__Written problem__. How many lines of the entries below include the word "legend"? Answer with the number alone.
┌─ Dataset
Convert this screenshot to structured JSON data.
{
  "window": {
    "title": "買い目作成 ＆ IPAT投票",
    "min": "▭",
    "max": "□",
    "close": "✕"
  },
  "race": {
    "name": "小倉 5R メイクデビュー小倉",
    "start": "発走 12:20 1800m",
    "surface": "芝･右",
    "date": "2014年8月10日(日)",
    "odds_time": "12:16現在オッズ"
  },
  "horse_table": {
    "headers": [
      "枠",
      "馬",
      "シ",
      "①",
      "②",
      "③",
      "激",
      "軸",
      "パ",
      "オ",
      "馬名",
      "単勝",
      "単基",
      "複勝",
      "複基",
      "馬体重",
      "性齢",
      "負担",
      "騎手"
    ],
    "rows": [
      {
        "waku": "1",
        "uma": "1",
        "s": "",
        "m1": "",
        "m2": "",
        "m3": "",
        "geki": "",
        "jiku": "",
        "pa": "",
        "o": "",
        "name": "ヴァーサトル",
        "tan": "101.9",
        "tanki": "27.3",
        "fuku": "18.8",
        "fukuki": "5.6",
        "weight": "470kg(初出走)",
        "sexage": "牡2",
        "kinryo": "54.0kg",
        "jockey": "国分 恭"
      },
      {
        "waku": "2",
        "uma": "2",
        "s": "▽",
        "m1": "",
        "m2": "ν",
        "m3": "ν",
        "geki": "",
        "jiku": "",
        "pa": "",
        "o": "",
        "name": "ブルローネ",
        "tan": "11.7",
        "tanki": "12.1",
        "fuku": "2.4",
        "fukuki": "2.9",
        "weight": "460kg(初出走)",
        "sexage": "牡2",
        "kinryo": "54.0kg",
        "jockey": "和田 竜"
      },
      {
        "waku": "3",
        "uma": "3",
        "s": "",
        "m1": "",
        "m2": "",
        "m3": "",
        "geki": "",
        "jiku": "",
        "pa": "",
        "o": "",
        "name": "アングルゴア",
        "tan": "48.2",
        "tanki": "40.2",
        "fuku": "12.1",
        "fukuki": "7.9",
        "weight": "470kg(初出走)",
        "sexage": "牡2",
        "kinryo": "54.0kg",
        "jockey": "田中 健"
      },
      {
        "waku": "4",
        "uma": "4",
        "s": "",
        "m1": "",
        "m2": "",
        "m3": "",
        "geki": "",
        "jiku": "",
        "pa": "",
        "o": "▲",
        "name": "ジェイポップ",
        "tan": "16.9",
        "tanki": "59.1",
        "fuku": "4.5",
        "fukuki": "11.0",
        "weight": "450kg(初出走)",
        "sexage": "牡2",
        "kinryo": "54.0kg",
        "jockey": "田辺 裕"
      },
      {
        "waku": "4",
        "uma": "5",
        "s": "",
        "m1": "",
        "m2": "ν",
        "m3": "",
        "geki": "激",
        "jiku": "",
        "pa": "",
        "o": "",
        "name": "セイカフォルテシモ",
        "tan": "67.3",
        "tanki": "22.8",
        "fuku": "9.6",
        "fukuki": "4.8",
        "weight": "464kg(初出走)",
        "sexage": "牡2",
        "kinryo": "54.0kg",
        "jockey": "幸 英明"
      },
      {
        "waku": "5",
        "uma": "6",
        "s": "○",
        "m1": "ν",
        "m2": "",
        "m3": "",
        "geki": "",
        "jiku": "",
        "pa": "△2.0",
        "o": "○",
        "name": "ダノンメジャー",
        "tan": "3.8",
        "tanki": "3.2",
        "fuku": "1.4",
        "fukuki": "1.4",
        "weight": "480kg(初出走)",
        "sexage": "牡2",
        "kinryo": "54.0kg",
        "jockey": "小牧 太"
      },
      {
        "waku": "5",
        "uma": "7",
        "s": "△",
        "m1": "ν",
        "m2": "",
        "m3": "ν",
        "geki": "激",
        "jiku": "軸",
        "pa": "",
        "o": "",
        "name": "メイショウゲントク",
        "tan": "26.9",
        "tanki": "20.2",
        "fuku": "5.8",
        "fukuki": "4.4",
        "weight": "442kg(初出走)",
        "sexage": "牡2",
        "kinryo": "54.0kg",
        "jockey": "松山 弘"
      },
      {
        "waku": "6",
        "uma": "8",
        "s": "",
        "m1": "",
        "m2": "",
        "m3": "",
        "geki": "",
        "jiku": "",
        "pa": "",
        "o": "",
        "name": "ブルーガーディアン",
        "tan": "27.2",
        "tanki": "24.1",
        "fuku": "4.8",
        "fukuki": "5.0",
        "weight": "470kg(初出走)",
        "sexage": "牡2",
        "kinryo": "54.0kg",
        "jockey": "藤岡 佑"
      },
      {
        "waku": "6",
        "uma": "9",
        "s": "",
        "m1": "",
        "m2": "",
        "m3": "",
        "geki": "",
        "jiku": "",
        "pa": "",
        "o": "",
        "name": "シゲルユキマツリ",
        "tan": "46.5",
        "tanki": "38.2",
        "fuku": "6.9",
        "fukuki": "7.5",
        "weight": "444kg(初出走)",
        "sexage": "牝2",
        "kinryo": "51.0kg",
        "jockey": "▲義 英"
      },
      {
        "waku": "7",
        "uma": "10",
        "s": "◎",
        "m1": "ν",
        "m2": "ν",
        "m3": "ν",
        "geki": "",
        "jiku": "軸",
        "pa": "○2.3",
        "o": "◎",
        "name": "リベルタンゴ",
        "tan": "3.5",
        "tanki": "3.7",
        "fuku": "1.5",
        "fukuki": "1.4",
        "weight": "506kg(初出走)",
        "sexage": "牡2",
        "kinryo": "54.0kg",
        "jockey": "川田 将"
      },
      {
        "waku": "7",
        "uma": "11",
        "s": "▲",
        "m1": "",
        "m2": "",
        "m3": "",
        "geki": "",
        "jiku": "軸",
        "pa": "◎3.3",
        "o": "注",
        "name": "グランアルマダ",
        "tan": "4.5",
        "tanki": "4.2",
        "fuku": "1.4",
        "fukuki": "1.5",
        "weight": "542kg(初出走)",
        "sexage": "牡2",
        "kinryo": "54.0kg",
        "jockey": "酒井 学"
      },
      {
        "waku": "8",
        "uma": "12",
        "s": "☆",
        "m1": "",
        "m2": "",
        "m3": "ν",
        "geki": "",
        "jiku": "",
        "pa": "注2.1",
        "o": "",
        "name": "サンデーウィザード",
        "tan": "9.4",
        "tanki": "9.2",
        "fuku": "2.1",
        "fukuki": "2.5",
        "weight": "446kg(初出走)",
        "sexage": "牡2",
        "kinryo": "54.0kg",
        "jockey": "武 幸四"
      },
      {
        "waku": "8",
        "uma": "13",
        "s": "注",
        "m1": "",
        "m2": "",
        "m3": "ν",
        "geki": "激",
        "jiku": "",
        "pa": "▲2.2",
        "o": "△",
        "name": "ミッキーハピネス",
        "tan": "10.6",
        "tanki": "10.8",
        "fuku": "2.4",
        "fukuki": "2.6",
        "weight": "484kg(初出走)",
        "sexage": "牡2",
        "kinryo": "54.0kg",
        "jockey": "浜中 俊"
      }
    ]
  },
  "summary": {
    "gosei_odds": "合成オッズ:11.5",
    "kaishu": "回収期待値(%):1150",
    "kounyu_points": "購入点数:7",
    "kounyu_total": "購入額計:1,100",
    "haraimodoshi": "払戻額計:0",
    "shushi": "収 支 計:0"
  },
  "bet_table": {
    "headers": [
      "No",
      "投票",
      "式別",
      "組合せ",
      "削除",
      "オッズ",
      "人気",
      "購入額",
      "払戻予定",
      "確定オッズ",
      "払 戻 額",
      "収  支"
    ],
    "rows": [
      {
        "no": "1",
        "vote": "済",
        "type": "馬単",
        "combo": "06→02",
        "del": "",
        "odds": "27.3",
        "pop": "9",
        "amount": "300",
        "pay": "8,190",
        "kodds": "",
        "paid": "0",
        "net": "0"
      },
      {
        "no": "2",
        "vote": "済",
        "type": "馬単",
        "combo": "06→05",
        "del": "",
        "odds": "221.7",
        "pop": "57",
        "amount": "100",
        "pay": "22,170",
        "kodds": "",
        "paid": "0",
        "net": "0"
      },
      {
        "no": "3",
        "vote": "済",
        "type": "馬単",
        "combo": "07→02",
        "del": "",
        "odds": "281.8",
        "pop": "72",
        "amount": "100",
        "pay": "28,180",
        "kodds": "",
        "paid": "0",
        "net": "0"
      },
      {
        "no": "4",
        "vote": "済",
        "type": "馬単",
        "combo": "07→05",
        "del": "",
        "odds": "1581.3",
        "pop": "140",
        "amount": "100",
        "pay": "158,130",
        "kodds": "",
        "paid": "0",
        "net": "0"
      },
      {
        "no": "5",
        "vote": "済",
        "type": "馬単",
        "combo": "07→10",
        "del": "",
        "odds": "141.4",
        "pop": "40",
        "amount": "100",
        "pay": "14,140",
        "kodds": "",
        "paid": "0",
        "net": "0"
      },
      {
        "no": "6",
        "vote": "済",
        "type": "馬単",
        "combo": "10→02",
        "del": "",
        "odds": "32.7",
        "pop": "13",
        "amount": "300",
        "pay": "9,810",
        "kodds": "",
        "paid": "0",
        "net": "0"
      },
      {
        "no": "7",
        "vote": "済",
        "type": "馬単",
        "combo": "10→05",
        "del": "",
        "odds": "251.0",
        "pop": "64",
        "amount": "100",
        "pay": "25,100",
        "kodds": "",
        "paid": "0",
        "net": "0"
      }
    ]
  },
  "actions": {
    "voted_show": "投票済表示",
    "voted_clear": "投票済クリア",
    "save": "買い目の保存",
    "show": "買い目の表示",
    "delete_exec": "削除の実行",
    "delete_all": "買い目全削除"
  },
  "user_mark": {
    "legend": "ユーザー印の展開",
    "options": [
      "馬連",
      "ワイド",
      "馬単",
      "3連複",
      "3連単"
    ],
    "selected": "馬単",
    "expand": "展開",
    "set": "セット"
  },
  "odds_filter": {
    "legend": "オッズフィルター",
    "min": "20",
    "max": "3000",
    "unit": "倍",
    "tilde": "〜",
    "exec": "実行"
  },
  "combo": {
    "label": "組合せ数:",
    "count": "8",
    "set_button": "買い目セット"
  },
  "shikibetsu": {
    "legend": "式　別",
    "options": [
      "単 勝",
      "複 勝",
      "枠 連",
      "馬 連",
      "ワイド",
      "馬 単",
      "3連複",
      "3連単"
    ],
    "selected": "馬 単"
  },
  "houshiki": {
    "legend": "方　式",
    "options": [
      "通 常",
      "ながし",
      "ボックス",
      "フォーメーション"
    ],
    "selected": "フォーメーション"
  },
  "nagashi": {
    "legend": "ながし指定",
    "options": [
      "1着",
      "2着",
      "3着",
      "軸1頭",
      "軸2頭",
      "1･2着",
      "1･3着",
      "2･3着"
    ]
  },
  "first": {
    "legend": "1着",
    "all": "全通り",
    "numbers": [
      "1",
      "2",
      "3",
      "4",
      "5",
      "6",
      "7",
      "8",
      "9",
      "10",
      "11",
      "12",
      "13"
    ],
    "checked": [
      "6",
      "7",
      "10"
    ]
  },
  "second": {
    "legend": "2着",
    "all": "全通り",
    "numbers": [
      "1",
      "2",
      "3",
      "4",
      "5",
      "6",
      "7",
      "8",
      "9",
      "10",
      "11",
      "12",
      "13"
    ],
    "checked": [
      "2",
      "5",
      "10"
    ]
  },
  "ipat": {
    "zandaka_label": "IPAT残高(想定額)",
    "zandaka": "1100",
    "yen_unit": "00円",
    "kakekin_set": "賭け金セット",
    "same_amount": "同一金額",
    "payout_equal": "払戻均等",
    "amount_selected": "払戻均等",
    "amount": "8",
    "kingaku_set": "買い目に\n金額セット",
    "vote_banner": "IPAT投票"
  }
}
└─
__Task answer__. 7